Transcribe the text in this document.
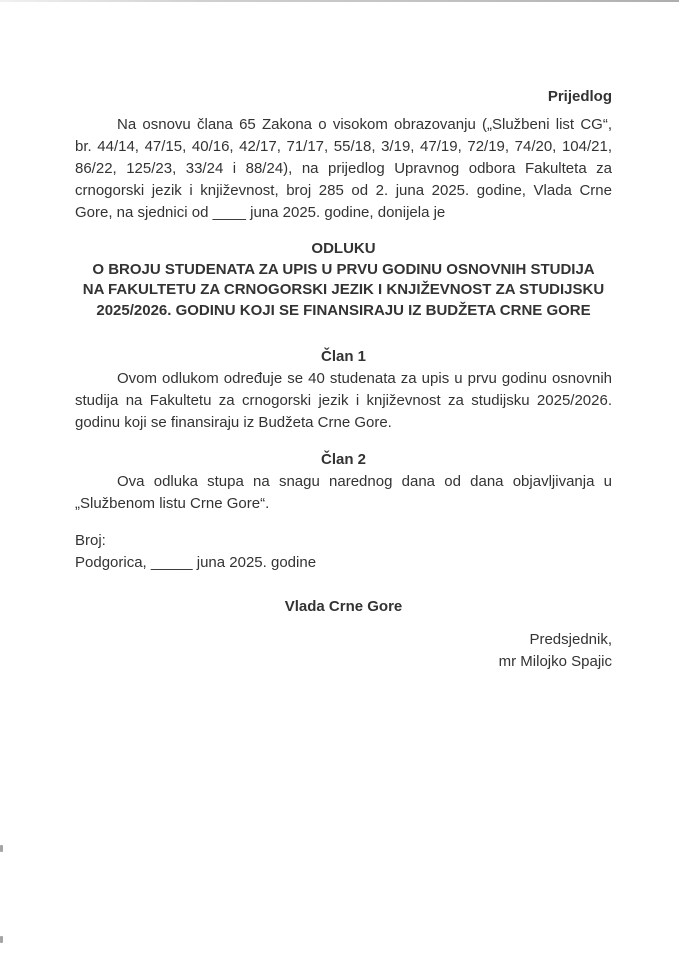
Prijedlog

Na osnovu člana 65 Zakona o visokom obrazovanju („Službeni list CG“, br. 44/14, 47/15, 40/16, 42/17, 71/17, 55/18, 3/19, 47/19, 72/19, 74/20, 104/21, 86/22, 125/23, 33/24 i 88/24), na prijedlog Upravnog odbora Fakulteta za crnogorski jezik i književnost, broj 285 od 2. juna 2025. godine, Vlada Crne Gore, na sjednici od ____ juna 2025. godine, donijela je

ODLUKU
O BROJU STUDENATA ZA UPIS U PRVU GODINU OSNOVNIH STUDIJA
NA FAKULTETU ZA CRNOGORSKI JEZIK I KNJIŽEVNOST ZA STUDIJSKU
2025/2026. GODINU KOJI SE FINANSIRAJU IZ BUDŽETA CRNE GORE
Član 1

Ovom odlukom određuje se 40 studenata za upis u prvu godinu osnovnih studija na Fakultetu za crnogorski jezik i književnost za studijsku 2025/2026. godinu koji se finansiraju iz Budžeta Crne Gore.

Član 2

Ova odluka stupa na snagu narednog dana od dana objavljivanja u „Službenom listu Crne Gore“.

Broj:
Podgorica, _____ juna 2025. godine
Vlada Crne Gore
Predsjednik,
mr Milojko Spajic
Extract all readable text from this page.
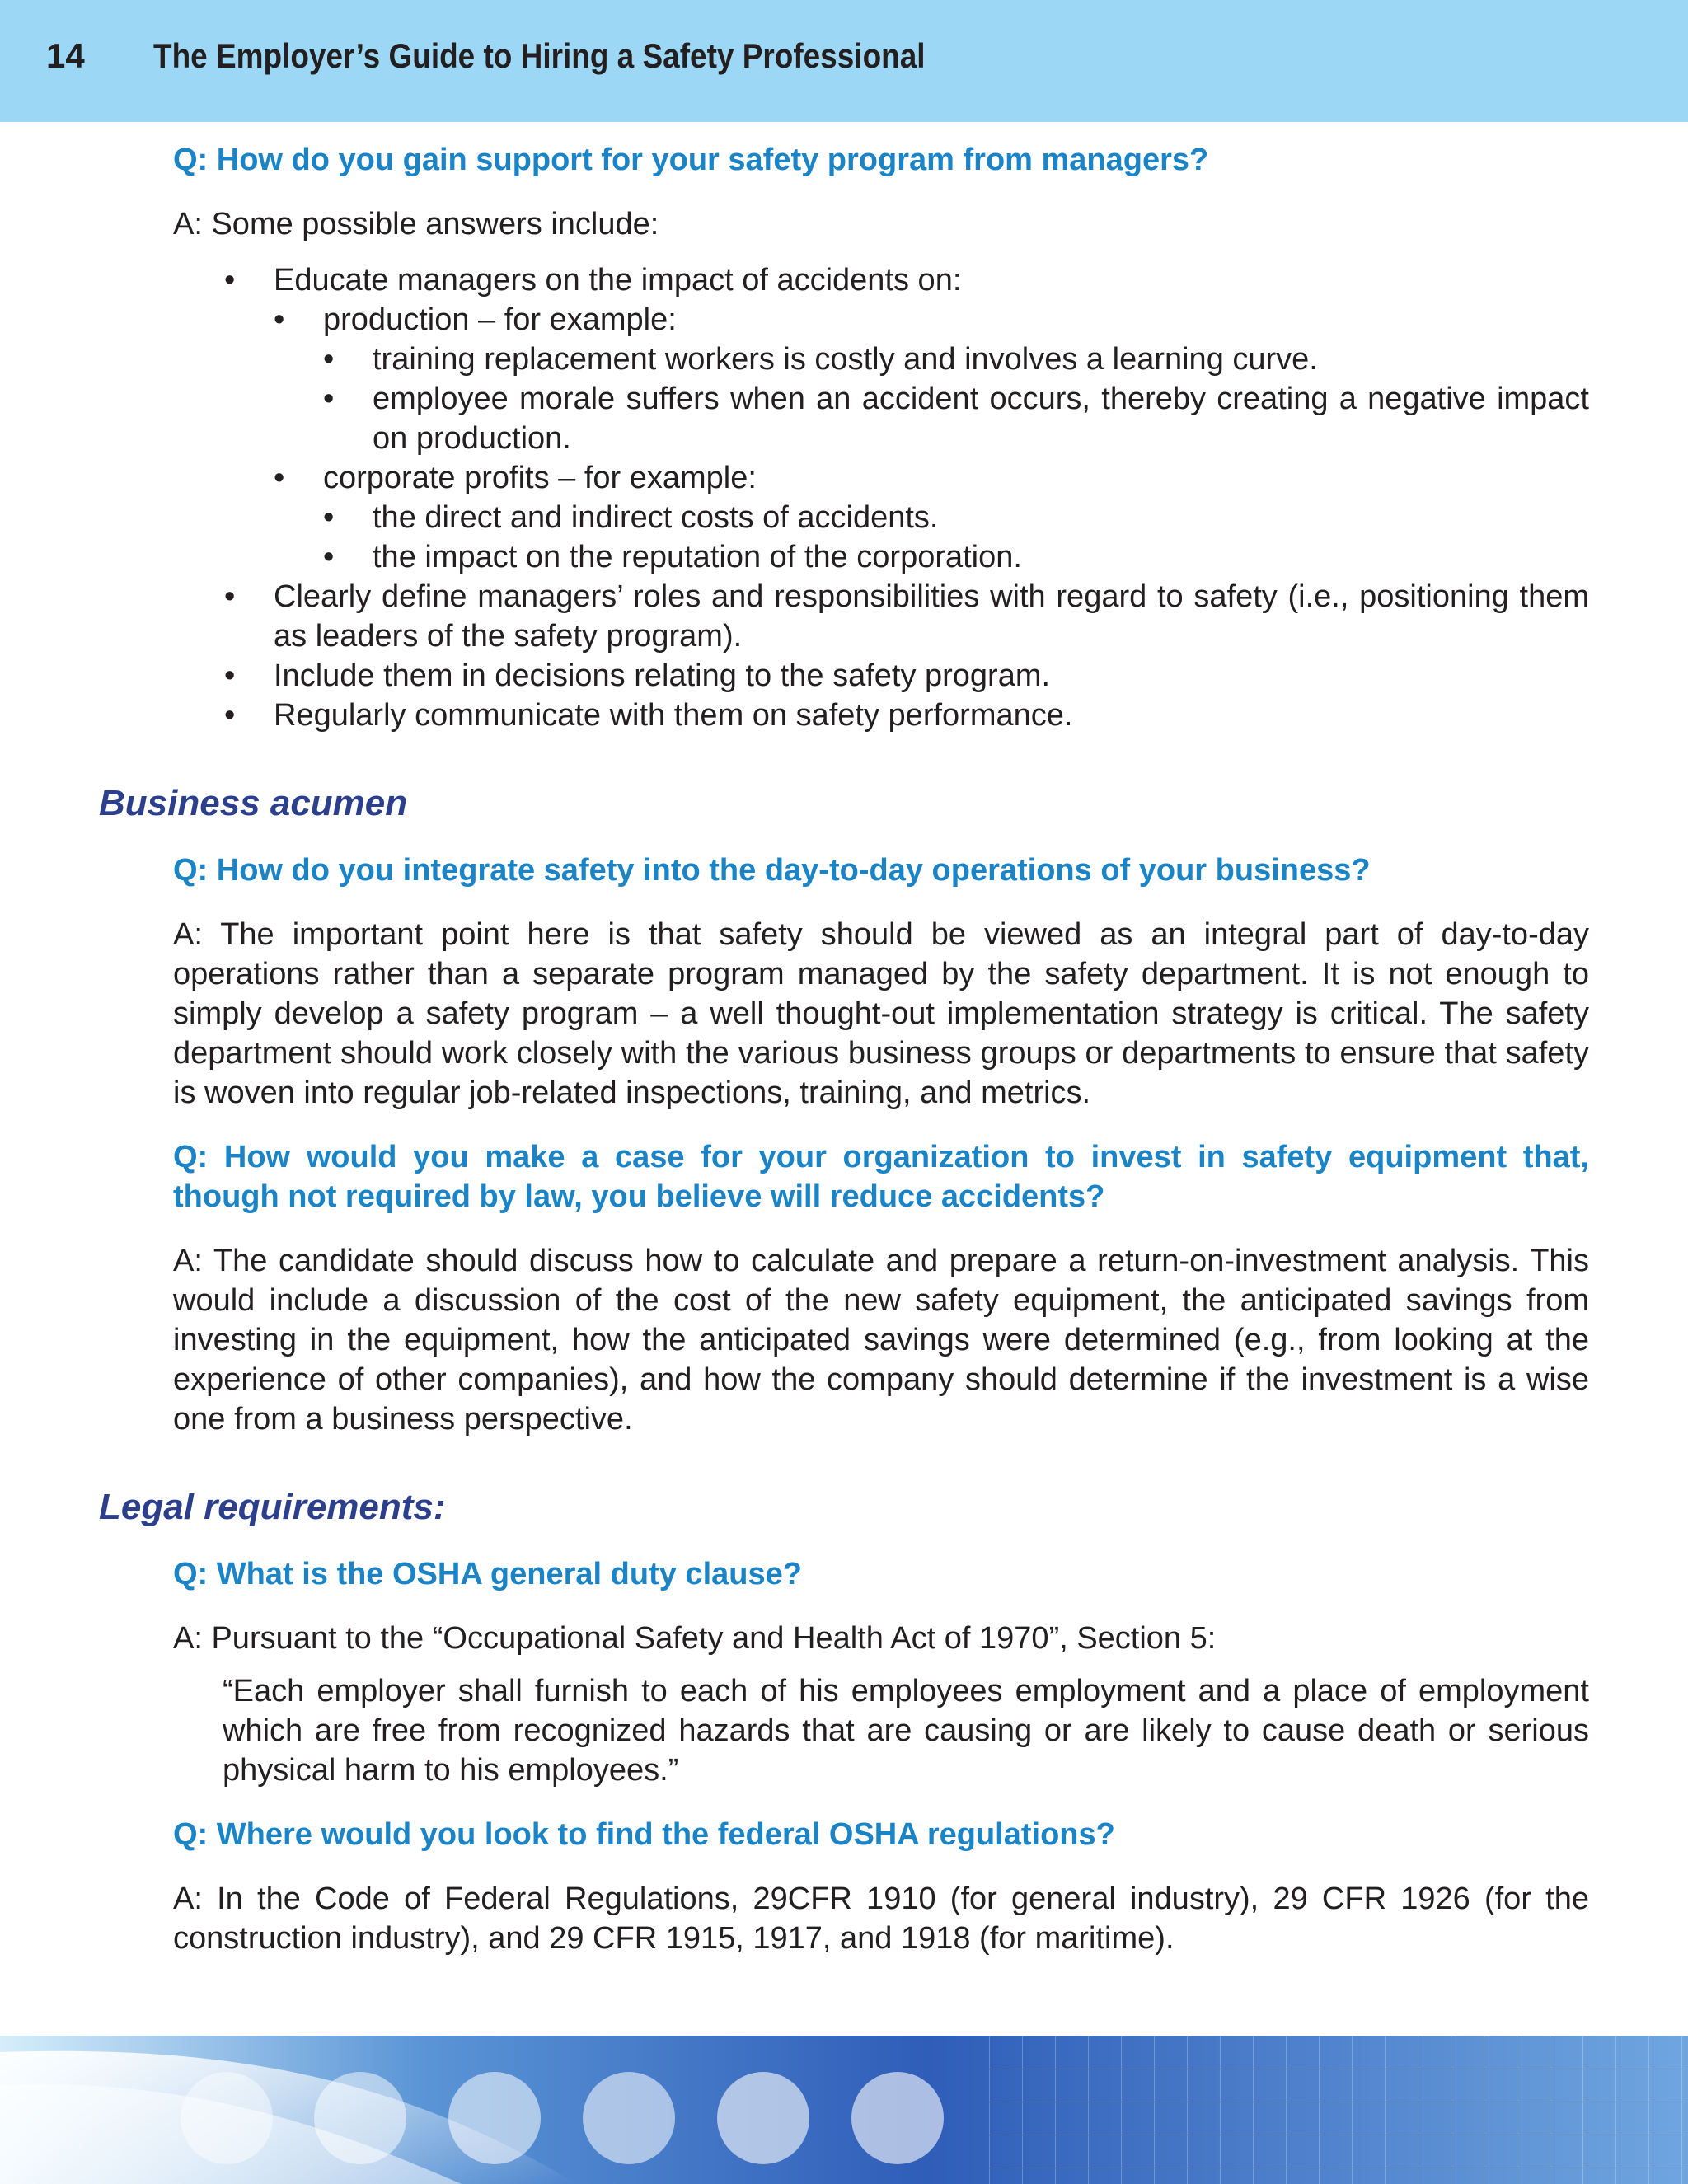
14 The Employer’s Guide to Hiring a Safety Professional

Q: How do you gain support for your safety program from managers?

A: Some possible answers include:

• Educate managers on the impact of accidents on:
• production – for example:
• training replacement workers is costly and involves a learning curve.
• employee morale suffers when an accident occurs, thereby creating a negative impact on production.
• corporate profits – for example:
• the direct and indirect costs of accidents.
• the impact on the reputation of the corporation.
• Clearly define managers’ roles and responsibilities with regard to safety (i.e., positioning them as leaders of the safety program).
• Include them in decisions relating to the safety program.
• Regularly communicate with them on safety performance.
Business acumen

Q: How do you integrate safety into the day-to-day operations of your business?

A: The important point here is that safety should be viewed as an integral part of day-to-day operations rather than a separate program managed by the safety department. It is not enough to simply develop a safety program – a well thought-out implementation strategy is critical. The safety department should work closely with the various business groups or departments to ensure that safety is woven into regular job-related inspections, training, and metrics.

Q: How would you make a case for your organization to invest in safety equipment that, though not required by law, you believe will reduce accidents?

A: The candidate should discuss how to calculate and prepare a return-on-investment analysis. This would include a discussion of the cost of the new safety equipment, the anticipated savings from investing in the equipment, how the anticipated savings were determined (e.g., from looking at the experience of other companies), and how the company should determine if the investment is a wise one from a business perspective.

Legal requirements:

Q: What is the OSHA general duty clause?

A: Pursuant to the “Occupational Safety and Health Act of 1970”, Section 5:

“Each employer shall furnish to each of his employees employment and a place of employment which are free from recognized hazards that are causing or are likely to cause death or serious physical harm to his employees.”

Q: Where would you look to find the federal OSHA regulations?

A: In the Code of Federal Regulations, 29CFR 1910 (for general industry), 29 CFR 1926 (for the construction industry), and 29 CFR 1915, 1917, and 1918 (for maritime).
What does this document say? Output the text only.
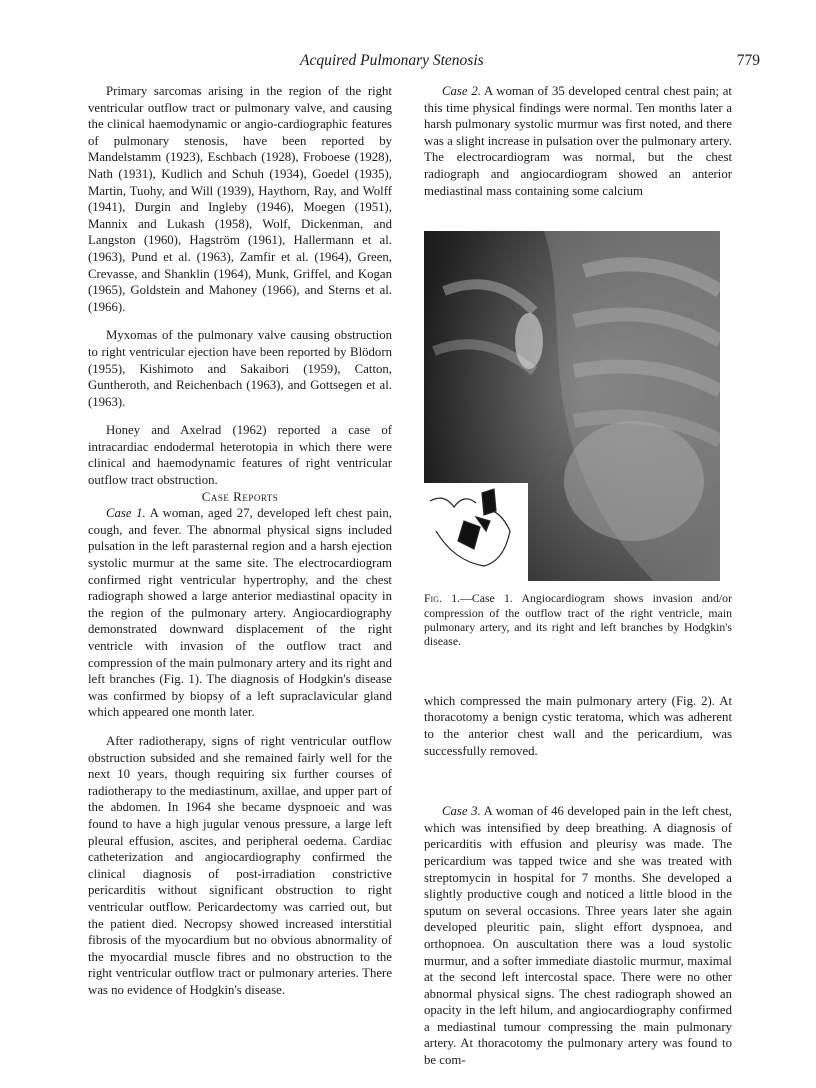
Acquired Pulmonary Stenosis	779

Primary sarcomas arising in the region of the right ventricular outflow tract or pulmonary valve, and causing the clinical haemodynamic or angio-cardiographic features of pulmonary stenosis, have been reported by Mandelstamm (1923), Eschbach (1928), Froboese (1928), Nath (1931), Kudlich and Schuh (1934), Goedel (1935), Martin, Tuohy, and Will (1939), Haythorn, Ray, and Wolff (1941), Durgin and Ingleby (1946), Moegen (1951), Mannix and Lukash (1958), Wolf, Dickenman, and Langston (1960), Hagström (1961), Hallermann et al. (1963), Pund et al. (1963), Zamfir et al. (1964), Green, Crevasse, and Shanklin (1964), Munk, Griffel, and Kogan (1965), Goldstein and Mahoney (1966), and Sterns et al. (1966).

Myxomas of the pulmonary valve causing obstruction to right ventricular ejection have been reported by Blödorn (1955), Kishimoto and Sakaibori (1959), Catton, Guntheroth, and Reichenbach (1963), and Gottsegen et al. (1963).

Honey and Axelrad (1962) reported a case of intracardiac endodermal heterotopia in which there were clinical and haemodynamic features of right ventricular outflow tract obstruction.

Case Reports

Case 1. A woman, aged 27, developed left chest pain, cough, and fever. The abnormal physical signs included pulsation in the left parasternal region and a harsh ejection systolic murmur at the same site. The electrocardiogram confirmed right ventricular hypertrophy, and the chest radiograph showed a large anterior mediastinal opacity in the region of the pulmonary artery. Angiocardiography demonstrated downward displacement of the right ventricle with invasion of the outflow tract and compression of the main pulmonary artery and its right and left branches (Fig. 1). The diagnosis of Hodgkin's disease was confirmed by biopsy of a left supraclavicular gland which appeared one month later.

After radiotherapy, signs of right ventricular outflow obstruction subsided and she remained fairly well for the next 10 years, though requiring six further courses of radiotherapy to the mediastinum, axillae, and upper part of the abdomen. In 1964 she became dyspnoeic and was found to have a high jugular venous pressure, a large left pleural effusion, ascites, and peripheral oedema. Cardiac catheterization and angiocardiography confirmed the clinical diagnosis of post-irradiation constrictive pericarditis without significant obstruction to right ventricular outflow. Pericardectomy was carried out, but the patient died. Necropsy showed increased interstitial fibrosis of the myocardium but no obvious abnormality of the myocardial muscle fibres and no obstruction to the right ventricular outflow tract or pulmonary arteries. There was no evidence of Hodgkin's disease.

Case 2. A woman of 35 developed central chest pain; at this time physical findings were normal. Ten months later a harsh pulmonary systolic murmur was first noted, and there was a slight increase in pulsation over the pulmonary artery. The electrocardiogram was normal, but the chest radiograph and angiocardiogram showed an anterior mediastinal mass containing some calcium

Fig. 1.—Case 1. Angiocardiogram shows invasion and/or compression of the outflow tract of the right ventricle, main pulmonary artery, and its right and left branches by Hodgkin's disease.

which compressed the main pulmonary artery (Fig. 2). At thoracotomy a benign cystic teratoma, which was adherent to the anterior chest wall and the pericardium, was successfully removed.

Case 3. A woman of 46 developed pain in the left chest, which was intensified by deep breathing. A diagnosis of pericarditis with effusion and pleurisy was made. The pericardium was tapped twice and she was treated with streptomycin in hospital for 7 months. She developed a slightly productive cough and noticed a little blood in the sputum on several occasions. Three years later she again developed pleuritic pain, slight effort dyspnoea, and orthopnoea. On auscultation there was a loud systolic murmur, and a softer immediate diastolic murmur, maximal at the second left intercostal space. There were no other abnormal physical signs. The chest radiograph showed an opacity in the left hilum, and angiocardiography confirmed a mediastinal tumour compressing the main pulmonary artery. At thoracotomy the pulmonary artery was found to be com-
··········
**STATED PROBLEM:** Copy out every line of the data that includes "managers".

**EXPECTED ANSWER:**
Q: How do you gain support for your safety program from managers?
• Educate managers on the impact of accidents on:
• Clearly define managers’ roles and responsibilities with regard to safety (i.e., positioning them as leaders of the safety program).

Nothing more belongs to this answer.